** BEGIN Dataset records **

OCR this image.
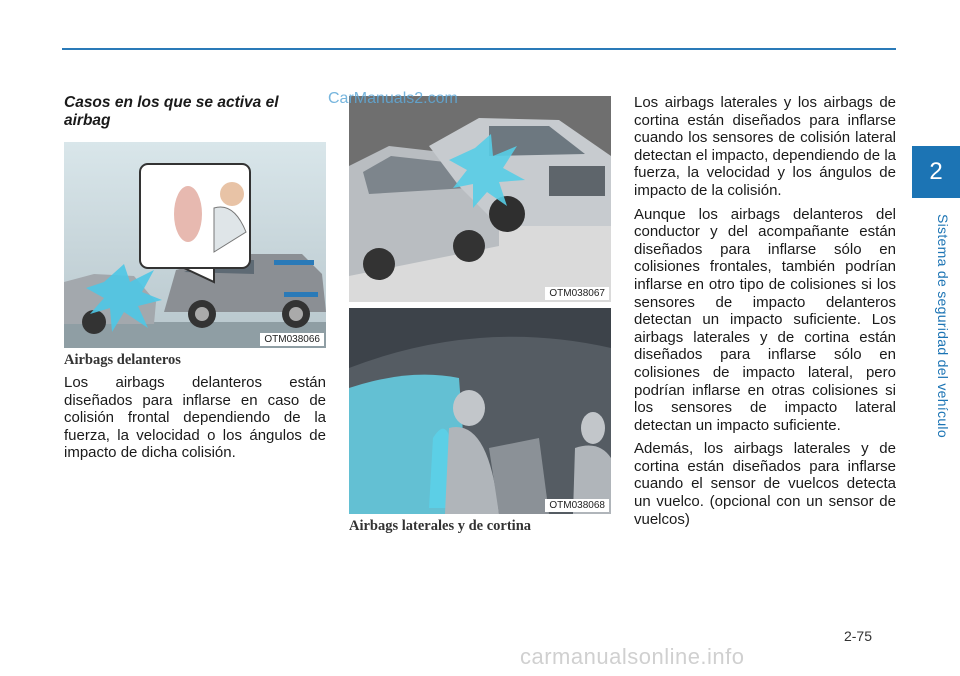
2
Sistema de seguridad del vehículo
Casos en los que se activa el airbag
OTM038066
Airbags delanteros

Los airbags delanteros están diseñados para inflarse en caso de colisión frontal dependiendo de la fuerza, la velocidad o los ángulos de impacto de dicha colisión.

OTM038067
CarManuals2.com
OTM038068
Airbags laterales y de cortina

Los airbags laterales y los airbags de cortina están diseñados para inflarse cuando los sensores de colisión lateral detectan el impacto, dependiendo de la fuerza, la velocidad y los ángulos de impacto de la colisión.

Aunque los airbags delanteros del conductor y del acompañante están diseñados para inflarse sólo en colisiones frontales, también podrían inflarse en otro tipo de colisiones si los sensores de impacto delanteros detectan un impacto suficiente. Los airbags laterales y de cortina están diseñados para inflarse sólo en colisiones de impacto lateral, pero podrían inflarse en otras colisiones si los sensores de impacto lateral detectan un impacto suficiente.

Además, los airbags laterales y de cortina están diseñados para inflarse cuando el sensor de vuelcos detecta un vuelco. (opcional con un sensor de vuelcos)

2-75
carmanualsonline.info
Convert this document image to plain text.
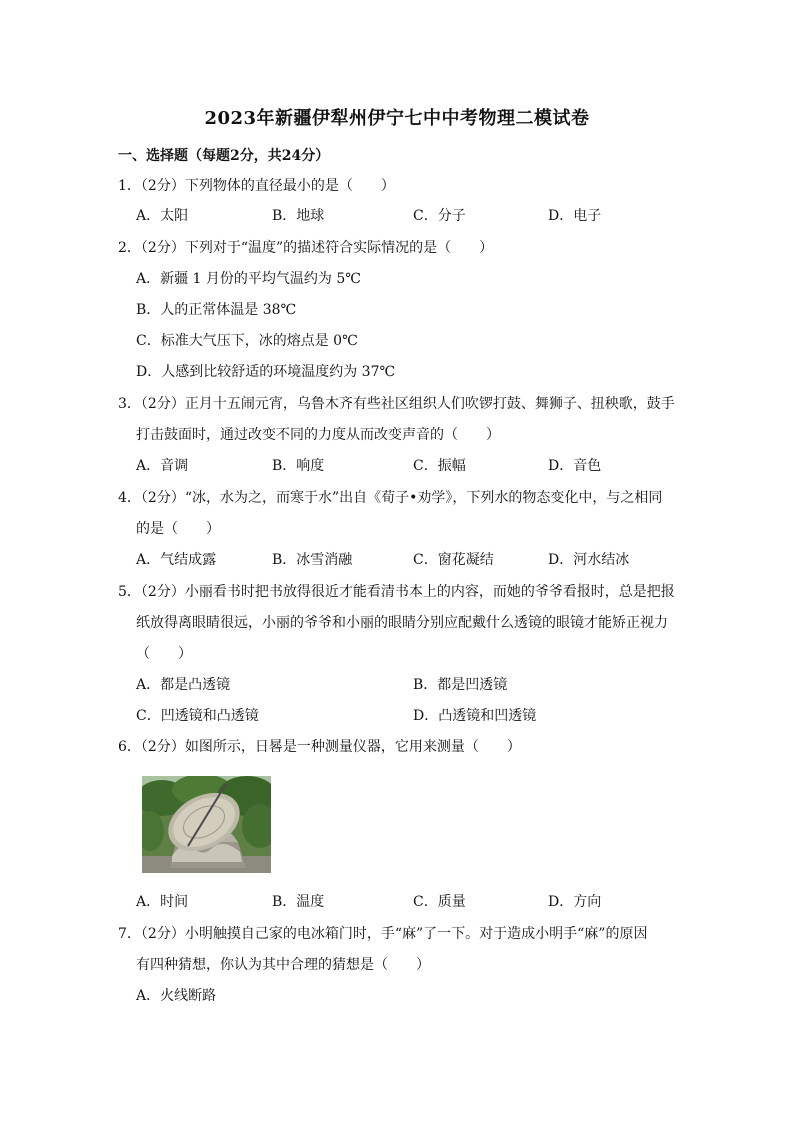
2023年新疆伊犁州伊宁七中中考物理二模试卷
一、选择题（每题2分，共24分）
1．（2分）下列物体的直径最小的是（　　）
A．太阳	B．地球	C．分子	D．电子
2．（2分）下列对于“温度”的描述符合实际情况的是（　　）
A．新疆 1 月份的平均气温约为 5℃
B．人的正常体温是 38℃
C．标准大气压下，冰的熔点是 0℃
D．人感到比较舒适的环境温度约为 37℃
3．（2分）正月十五闹元宵，乌鲁木齐有些社区组织人们吹锣打鼓、舞狮子、扭秧歌，鼓手
打击鼓面时，通过改变不同的力度从而改变声音的（　　）
A．音调	B．响度	C．振幅	D．音色
4．（2分）“冰，水为之，而寒于水”出自《荀子•劝学》，下列水的物态变化中，与之相同
的是（　　）
A．气结成露	B．冰雪消融	C．窗花凝结	D．河水结冰
5．（2分）小丽看书时把书放得很近才能看清书本上的内容，而她的爷爷看报时，总是把报
纸放得离眼睛很远，小丽的爷爷和小丽的眼睛分别应配戴什么透镜的眼镜才能矫正视力
（　　）
A．都是凸透镜	B．都是凹透镜
C．凹透镜和凸透镜	D．凸透镜和凹透镜
6．（2分）如图所示，日晷是一种测量仪器，它用来测量（　　）
A．时间	B．温度	C．质量	D．方向
7．（2分）小明触摸自己家的电冰箱门时，手“麻”了一下。对于造成小明手“麻”的原因
有四种猜想，你认为其中合理的猜想是（　　）
A．火线断路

** END Dataset records **

→ Work to do:
Go through the entries above and copy every line containing "ángulos".

→ Response to the task:
Los airbags delanteros están diseñados para inflarse en caso de colisión frontal dependiendo de la fuerza, la velocidad o los ángulos de impacto de dicha colisión.
Los airbags laterales y los airbags de cortina están diseñados para inflarse cuando los sensores de colisión lateral detectan el impacto, dependiendo de la fuerza, la velocidad y los ángulos de impacto de la colisión.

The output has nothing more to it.